* [Problem details]: Find the lines of data that contain the string "kollisionsfare", then list them.

* [Recorded information]:

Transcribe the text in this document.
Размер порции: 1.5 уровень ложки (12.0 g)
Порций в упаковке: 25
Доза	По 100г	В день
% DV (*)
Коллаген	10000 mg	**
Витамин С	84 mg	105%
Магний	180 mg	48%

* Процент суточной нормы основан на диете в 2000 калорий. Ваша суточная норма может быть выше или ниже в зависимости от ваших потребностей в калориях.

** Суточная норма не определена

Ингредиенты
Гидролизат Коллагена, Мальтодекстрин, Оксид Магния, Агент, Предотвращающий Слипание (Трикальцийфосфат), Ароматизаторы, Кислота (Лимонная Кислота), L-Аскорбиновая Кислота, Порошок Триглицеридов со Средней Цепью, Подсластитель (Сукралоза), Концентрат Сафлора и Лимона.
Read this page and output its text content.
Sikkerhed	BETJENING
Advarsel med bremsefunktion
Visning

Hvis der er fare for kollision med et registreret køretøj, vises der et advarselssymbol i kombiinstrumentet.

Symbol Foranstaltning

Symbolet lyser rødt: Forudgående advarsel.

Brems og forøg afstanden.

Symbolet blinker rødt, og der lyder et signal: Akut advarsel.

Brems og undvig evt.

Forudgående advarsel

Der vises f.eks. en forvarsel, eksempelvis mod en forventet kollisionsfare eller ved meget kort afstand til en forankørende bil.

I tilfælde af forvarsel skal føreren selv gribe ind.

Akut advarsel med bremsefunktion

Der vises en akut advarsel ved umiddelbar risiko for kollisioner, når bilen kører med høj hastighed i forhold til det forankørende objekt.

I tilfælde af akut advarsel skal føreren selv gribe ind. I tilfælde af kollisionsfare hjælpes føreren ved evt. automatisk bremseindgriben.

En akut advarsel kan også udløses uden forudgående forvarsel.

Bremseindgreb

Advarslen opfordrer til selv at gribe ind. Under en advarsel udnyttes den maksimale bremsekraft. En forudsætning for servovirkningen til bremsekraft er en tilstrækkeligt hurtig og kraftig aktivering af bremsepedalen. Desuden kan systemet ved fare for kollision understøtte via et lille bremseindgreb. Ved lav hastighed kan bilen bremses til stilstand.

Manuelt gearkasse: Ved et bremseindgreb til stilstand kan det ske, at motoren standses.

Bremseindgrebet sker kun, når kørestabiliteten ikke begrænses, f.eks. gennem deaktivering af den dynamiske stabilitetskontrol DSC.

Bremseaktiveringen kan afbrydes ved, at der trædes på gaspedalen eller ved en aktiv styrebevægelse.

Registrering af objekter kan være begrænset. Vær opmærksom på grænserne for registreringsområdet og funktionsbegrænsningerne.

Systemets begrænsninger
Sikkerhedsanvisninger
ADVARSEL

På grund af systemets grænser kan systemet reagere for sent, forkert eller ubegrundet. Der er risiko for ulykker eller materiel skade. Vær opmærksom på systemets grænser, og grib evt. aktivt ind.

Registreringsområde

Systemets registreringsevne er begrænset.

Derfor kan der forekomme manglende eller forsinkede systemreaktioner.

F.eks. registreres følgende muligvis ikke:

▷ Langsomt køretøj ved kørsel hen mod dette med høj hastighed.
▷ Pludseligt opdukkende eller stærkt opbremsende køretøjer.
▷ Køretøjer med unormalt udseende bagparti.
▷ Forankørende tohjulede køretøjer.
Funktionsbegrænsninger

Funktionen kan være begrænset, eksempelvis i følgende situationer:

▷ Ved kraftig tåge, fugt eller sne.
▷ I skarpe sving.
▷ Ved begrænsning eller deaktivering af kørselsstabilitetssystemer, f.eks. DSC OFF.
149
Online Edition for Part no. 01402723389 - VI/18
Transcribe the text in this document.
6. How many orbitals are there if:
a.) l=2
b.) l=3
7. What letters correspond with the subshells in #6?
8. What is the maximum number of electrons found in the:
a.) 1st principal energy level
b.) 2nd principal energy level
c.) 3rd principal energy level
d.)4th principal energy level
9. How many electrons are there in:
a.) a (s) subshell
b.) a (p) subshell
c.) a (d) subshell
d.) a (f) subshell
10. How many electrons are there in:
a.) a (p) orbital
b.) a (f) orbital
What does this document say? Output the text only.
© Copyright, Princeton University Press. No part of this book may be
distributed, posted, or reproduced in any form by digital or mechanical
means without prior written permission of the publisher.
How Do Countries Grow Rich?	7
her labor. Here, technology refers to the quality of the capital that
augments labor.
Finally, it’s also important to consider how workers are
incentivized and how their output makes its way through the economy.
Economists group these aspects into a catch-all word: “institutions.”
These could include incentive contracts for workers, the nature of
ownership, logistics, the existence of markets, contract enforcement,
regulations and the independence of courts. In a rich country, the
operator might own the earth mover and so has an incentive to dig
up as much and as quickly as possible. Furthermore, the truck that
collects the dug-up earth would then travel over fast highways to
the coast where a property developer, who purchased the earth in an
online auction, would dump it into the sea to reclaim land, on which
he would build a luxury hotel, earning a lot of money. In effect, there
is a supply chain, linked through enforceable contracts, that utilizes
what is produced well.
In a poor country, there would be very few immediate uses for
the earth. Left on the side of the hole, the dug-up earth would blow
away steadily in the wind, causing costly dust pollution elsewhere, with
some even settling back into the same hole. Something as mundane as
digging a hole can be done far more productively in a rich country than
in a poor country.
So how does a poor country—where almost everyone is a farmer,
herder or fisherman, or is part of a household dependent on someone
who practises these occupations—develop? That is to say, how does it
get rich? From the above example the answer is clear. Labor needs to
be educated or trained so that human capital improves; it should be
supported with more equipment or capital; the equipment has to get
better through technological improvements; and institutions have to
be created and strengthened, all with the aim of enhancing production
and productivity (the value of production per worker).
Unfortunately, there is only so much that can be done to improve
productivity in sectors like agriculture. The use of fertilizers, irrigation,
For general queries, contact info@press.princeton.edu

* [Reply to the exercise]:
Der vises f.eks. en forvarsel, eksempelvis mod en forventet kollisionsfare eller ved meget kort afstand til en forankørende bil.
I tilfælde af akut advarsel skal føreren selv gribe ind. I tilfælde af kollisionsfare hjælpes føreren ved evt. automatisk bremseindgriben.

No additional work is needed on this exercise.